Records:
<<<<
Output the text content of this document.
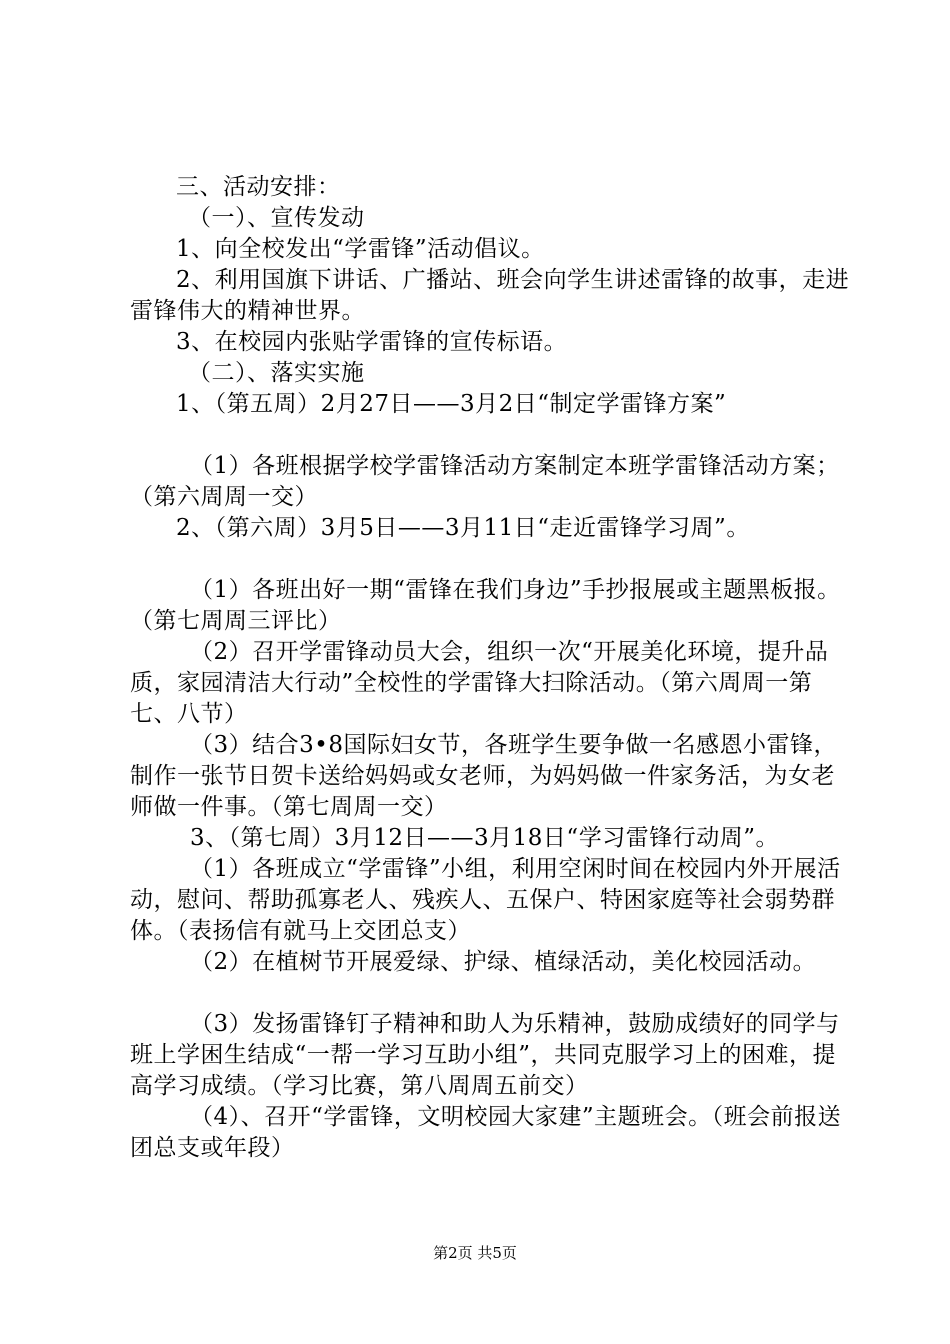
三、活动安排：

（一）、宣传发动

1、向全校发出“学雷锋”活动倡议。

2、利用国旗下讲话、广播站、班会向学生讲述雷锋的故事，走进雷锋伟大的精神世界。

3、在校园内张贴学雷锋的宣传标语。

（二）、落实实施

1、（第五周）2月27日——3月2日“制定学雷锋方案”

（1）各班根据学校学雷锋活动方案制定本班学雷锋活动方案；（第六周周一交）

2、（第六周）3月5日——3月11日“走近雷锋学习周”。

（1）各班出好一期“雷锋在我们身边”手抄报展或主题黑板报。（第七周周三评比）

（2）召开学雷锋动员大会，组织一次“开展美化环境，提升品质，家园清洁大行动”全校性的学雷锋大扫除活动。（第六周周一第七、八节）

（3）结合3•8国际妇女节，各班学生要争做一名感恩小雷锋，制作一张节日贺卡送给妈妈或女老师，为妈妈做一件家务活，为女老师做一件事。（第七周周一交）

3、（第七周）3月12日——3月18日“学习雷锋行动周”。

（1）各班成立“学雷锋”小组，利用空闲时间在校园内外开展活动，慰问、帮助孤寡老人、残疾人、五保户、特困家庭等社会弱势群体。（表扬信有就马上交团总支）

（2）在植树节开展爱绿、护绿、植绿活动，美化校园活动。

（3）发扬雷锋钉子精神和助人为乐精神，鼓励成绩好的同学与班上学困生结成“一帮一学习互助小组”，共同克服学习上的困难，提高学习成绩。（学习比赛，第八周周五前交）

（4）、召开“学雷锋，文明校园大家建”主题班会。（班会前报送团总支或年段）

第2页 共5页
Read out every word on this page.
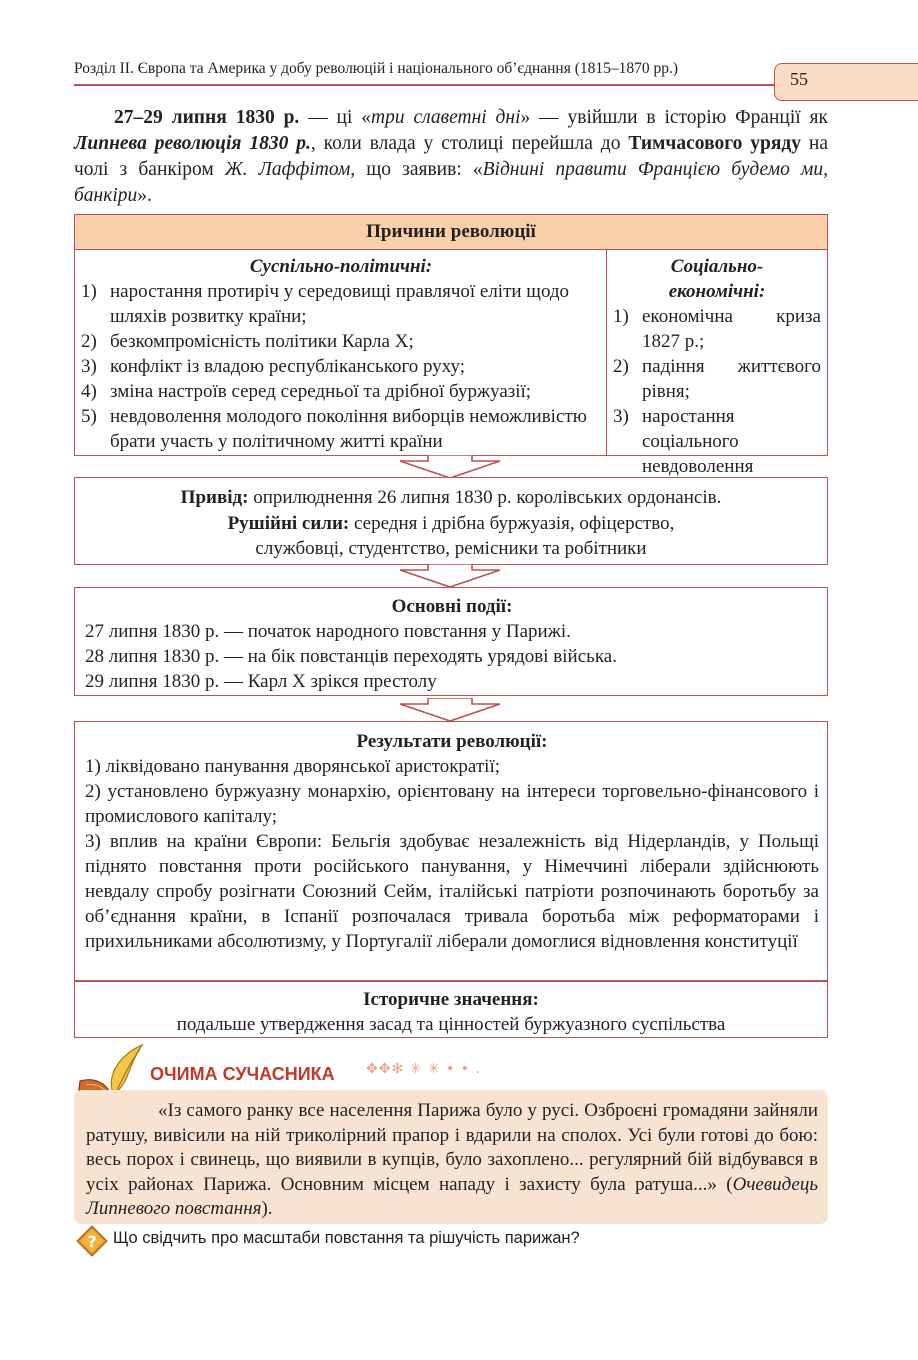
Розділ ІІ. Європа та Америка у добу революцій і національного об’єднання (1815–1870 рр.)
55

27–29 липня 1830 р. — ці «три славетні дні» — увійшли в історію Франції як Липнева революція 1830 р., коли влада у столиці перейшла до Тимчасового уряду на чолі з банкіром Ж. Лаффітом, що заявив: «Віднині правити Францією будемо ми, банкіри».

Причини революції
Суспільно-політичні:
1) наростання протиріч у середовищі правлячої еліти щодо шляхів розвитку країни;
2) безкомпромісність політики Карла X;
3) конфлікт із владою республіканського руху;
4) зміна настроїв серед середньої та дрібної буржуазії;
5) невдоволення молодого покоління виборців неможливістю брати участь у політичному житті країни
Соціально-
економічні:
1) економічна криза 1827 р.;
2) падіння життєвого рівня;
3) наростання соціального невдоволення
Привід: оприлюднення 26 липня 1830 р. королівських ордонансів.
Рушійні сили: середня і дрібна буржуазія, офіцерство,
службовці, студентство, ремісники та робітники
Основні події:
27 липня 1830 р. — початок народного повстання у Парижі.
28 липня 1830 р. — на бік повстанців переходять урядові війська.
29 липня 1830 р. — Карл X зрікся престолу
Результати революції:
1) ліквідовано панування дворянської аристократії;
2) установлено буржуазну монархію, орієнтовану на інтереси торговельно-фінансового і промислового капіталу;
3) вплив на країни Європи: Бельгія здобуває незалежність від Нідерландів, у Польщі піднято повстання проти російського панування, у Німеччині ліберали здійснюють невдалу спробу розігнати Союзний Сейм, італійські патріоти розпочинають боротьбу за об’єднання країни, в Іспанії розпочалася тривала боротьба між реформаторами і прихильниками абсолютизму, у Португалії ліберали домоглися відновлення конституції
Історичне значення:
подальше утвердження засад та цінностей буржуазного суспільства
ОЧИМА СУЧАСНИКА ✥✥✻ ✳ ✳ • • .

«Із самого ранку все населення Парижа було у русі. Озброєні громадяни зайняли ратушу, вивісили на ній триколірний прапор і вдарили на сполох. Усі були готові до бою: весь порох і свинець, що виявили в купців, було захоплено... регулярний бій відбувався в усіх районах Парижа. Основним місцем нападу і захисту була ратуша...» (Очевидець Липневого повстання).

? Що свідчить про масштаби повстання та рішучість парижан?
>>>>
Exercise directions:
Copy out the records above in full, exactly as written, but not the pictures.

Task solution:
Output the text content of this document.
三、活动安排：

（一）、宣传发动

1、向全校发出“学雷锋”活动倡议。

2、利用国旗下讲话、广播站、班会向学生讲述雷锋的故事，走进雷锋伟大的精神世界。

3、在校园内张贴学雷锋的宣传标语。

（二）、落实实施

1、（第五周）2月27日——3月2日“制定学雷锋方案”

（1）各班根据学校学雷锋活动方案制定本班学雷锋活动方案；（第六周周一交）

2、（第六周）3月5日——3月11日“走近雷锋学习周”。

（1）各班出好一期“雷锋在我们身边”手抄报展或主题黑板报。（第七周周三评比）

（2）召开学雷锋动员大会，组织一次“开展美化环境，提升品质，家园清洁大行动”全校性的学雷锋大扫除活动。（第六周周一第七、八节）

（3）结合3•8国际妇女节，各班学生要争做一名感恩小雷锋，制作一张节日贺卡送给妈妈或女老师，为妈妈做一件家务活，为女老师做一件事。（第七周周一交）

3、（第七周）3月12日——3月18日“学习雷锋行动周”。

（1）各班成立“学雷锋”小组，利用空闲时间在校园内外开展活动，慰问、帮助孤寡老人、残疾人、五保户、特困家庭等社会弱势群体。（表扬信有就马上交团总支）

（2）在植树节开展爱绿、护绿、植绿活动，美化校园活动。

（3）发扬雷锋钉子精神和助人为乐精神，鼓励成绩好的同学与班上学困生结成“一帮一学习互助小组”，共同克服学习上的困难，提高学习成绩。（学习比赛，第八周周五前交）

（4）、召开“学雷锋，文明校园大家建”主题班会。（班会前报送团总支或年段）

第2页 共5页
Read out every word on this page.
Розділ ІІ. Європа та Америка у добу революцій і національного об’єднання (1815–1870 рр.)
55

27–29 липня 1830 р. — ці «три славетні дні» — увійшли в історію Франції як Липнева революція 1830 р., коли влада у столиці перейшла до Тимчасового уряду на чолі з банкіром Ж. Лаффітом, що заявив: «Віднині правити Францією будемо ми, банкіри».

Причини революції
Суспільно-політичні:
1) наростання протиріч у середовищі правлячої еліти щодо шляхів розвитку країни;
2) безкомпромісність політики Карла X;
3) конфлікт із владою республіканського руху;
4) зміна настроїв серед середньої та дрібної буржуазії;
5) невдоволення молодого покоління виборців неможливістю брати участь у політичному житті країни
Соціально-
економічні:
1) економічна криза 1827 р.;
2) падіння життєвого рівня;
3) наростання соціального невдоволення
Привід: оприлюднення 26 липня 1830 р. королівських ордонансів.
Рушійні сили: середня і дрібна буржуазія, офіцерство,
службовці, студентство, ремісники та робітники
Основні події:
27 липня 1830 р. — початок народного повстання у Парижі.
28 липня 1830 р. — на бік повстанців переходять урядові війська.
29 липня 1830 р. — Карл X зрікся престолу
Результати революції:
1) ліквідовано панування дворянської аристократії;
2) установлено буржуазну монархію, орієнтовану на інтереси торговельно-фінансового і промислового капіталу;
3) вплив на країни Європи: Бельгія здобуває незалежність від Нідерландів, у Польщі піднято повстання проти російського панування, у Німеччині ліберали здійснюють невдалу спробу розігнати Союзний Сейм, італійські патріоти розпочинають боротьбу за об’єднання країни, в Іспанії розпочалася тривала боротьба між реформаторами і прихильниками абсолютизму, у Португалії ліберали домоглися відновлення конституції
Історичне значення:
подальше утвердження засад та цінностей буржуазного суспільства
ОЧИМА СУЧАСНИКА ✥✥✻ ✳ ✳ • • .

«Із самого ранку все населення Парижа було у русі. Озброєні громадяни зайняли ратушу, вивісили на ній триколірний прапор і вдарили на сполох. Усі були готові до бою: весь порох і свинець, що виявили в купців, було захоплено... регулярний бій відбувався в усіх районах Парижа. Основним місцем нападу і захисту була ратуша...» (Очевидець Липневого повстання).

? Що свідчить про масштаби повстання та рішучість парижан?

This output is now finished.